### Task:
In the entries below, count every line with the word "axis". Return only the count.

### Information provided:

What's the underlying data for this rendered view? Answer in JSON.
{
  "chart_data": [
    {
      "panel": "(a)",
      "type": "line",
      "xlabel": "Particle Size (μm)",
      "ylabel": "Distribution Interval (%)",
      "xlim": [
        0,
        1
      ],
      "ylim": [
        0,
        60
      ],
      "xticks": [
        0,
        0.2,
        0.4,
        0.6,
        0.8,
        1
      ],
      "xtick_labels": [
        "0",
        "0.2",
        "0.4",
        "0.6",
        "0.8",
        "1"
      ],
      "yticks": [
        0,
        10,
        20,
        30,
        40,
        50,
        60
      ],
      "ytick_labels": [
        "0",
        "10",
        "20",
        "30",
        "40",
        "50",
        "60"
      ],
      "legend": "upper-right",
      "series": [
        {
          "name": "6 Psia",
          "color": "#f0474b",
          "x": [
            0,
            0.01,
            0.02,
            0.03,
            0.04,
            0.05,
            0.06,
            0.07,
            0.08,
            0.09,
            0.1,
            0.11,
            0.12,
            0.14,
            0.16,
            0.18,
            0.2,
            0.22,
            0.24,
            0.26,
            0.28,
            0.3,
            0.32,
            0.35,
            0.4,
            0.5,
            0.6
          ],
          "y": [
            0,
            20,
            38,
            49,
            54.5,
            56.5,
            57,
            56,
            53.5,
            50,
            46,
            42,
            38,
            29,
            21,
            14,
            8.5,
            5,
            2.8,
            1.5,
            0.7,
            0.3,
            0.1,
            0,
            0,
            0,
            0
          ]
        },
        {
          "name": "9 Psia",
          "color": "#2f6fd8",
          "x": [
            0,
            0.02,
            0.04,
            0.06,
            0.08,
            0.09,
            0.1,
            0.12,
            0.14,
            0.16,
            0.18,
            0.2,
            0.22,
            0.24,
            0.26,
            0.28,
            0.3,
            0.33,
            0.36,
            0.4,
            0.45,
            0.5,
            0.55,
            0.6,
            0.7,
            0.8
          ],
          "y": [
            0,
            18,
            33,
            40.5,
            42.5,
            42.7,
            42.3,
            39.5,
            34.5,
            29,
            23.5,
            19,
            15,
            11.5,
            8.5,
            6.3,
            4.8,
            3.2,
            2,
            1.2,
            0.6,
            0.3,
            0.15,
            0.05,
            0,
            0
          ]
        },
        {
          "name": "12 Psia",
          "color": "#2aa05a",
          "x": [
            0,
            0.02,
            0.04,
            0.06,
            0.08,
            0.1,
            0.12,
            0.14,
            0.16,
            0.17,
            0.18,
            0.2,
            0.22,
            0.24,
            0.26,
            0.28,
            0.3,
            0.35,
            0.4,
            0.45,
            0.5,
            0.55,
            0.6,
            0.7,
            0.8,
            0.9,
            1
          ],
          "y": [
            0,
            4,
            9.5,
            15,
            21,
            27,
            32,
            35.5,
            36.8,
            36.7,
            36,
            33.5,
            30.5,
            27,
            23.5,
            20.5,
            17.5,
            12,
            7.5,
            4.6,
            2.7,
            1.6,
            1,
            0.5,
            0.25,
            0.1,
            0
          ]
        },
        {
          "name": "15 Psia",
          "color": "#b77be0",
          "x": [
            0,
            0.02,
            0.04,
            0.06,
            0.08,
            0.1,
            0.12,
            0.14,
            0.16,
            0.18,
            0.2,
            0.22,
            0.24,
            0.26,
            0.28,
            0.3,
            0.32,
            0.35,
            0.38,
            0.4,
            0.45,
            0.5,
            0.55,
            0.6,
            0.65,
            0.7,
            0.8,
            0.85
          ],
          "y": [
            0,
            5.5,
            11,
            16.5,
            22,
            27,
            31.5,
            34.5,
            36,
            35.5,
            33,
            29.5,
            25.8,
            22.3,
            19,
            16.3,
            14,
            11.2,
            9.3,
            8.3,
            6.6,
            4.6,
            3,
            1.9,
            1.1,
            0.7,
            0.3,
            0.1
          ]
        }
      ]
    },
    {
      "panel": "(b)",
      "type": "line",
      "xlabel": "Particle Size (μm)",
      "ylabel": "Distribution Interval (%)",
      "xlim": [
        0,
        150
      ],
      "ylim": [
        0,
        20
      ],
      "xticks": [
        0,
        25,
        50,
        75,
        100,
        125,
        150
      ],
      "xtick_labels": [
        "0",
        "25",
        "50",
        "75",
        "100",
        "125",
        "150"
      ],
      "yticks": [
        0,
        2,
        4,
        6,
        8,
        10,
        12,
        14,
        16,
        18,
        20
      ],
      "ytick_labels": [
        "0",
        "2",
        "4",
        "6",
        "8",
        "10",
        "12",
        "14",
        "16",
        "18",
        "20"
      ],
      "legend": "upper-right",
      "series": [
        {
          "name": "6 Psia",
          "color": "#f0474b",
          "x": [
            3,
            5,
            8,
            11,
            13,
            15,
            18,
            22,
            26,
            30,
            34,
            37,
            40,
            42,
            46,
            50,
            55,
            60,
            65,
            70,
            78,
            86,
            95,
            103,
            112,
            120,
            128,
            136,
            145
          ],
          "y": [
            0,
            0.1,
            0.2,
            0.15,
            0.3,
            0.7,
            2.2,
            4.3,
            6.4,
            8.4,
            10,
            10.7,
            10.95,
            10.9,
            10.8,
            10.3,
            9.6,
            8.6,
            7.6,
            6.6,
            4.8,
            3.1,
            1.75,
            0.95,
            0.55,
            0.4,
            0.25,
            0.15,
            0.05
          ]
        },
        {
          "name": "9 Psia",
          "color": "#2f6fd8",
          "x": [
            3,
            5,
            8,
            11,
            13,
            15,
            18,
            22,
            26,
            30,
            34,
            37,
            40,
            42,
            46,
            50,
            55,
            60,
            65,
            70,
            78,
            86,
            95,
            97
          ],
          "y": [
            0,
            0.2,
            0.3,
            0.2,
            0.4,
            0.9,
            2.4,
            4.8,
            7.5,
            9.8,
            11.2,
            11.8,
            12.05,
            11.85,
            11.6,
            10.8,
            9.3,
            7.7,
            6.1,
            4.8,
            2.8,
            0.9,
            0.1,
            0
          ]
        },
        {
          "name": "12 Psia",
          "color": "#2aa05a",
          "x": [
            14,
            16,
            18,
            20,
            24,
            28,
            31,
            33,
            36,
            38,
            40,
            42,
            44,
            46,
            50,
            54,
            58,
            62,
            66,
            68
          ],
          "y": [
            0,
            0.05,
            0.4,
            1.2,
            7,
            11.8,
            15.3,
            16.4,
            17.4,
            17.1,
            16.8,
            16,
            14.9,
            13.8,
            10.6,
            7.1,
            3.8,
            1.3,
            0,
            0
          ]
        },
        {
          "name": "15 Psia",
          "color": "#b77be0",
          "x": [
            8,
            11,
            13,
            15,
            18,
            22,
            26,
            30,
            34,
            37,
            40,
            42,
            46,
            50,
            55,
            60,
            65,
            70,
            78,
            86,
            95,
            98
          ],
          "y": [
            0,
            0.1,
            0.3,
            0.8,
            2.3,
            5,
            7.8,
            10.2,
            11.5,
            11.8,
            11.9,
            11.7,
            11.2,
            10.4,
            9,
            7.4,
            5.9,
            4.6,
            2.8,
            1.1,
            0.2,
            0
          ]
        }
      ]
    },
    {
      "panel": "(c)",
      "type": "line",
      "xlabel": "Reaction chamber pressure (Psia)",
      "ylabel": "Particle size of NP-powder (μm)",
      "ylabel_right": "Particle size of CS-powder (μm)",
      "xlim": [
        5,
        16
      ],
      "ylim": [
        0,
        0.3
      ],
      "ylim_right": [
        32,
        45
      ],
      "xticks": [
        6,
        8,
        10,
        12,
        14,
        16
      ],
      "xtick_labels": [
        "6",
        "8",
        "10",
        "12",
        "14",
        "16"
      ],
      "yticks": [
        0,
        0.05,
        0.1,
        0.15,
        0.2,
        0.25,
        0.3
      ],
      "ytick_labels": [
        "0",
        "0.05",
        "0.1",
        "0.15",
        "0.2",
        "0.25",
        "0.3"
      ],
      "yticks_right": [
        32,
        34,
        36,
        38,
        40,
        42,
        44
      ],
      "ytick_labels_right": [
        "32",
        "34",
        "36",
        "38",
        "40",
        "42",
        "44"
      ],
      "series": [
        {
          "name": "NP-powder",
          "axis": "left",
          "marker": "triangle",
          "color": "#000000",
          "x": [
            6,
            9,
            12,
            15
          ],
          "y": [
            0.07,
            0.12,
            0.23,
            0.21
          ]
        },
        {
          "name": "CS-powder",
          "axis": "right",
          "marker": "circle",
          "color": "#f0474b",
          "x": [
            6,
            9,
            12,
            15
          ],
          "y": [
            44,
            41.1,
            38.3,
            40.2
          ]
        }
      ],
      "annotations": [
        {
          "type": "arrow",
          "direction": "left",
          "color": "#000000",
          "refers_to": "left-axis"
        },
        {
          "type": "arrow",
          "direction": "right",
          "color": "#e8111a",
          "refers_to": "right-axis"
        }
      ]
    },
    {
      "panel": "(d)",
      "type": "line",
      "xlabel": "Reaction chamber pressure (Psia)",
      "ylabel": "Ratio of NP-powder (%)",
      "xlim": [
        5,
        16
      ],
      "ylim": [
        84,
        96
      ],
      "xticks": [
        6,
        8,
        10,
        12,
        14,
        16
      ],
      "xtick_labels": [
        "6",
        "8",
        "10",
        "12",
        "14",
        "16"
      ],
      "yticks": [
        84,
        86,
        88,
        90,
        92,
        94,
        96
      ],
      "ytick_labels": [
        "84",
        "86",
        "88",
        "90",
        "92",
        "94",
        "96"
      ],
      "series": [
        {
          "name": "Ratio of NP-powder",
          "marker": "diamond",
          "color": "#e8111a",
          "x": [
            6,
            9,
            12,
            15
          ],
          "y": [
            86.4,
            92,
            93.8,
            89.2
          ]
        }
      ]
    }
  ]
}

### Task result:
4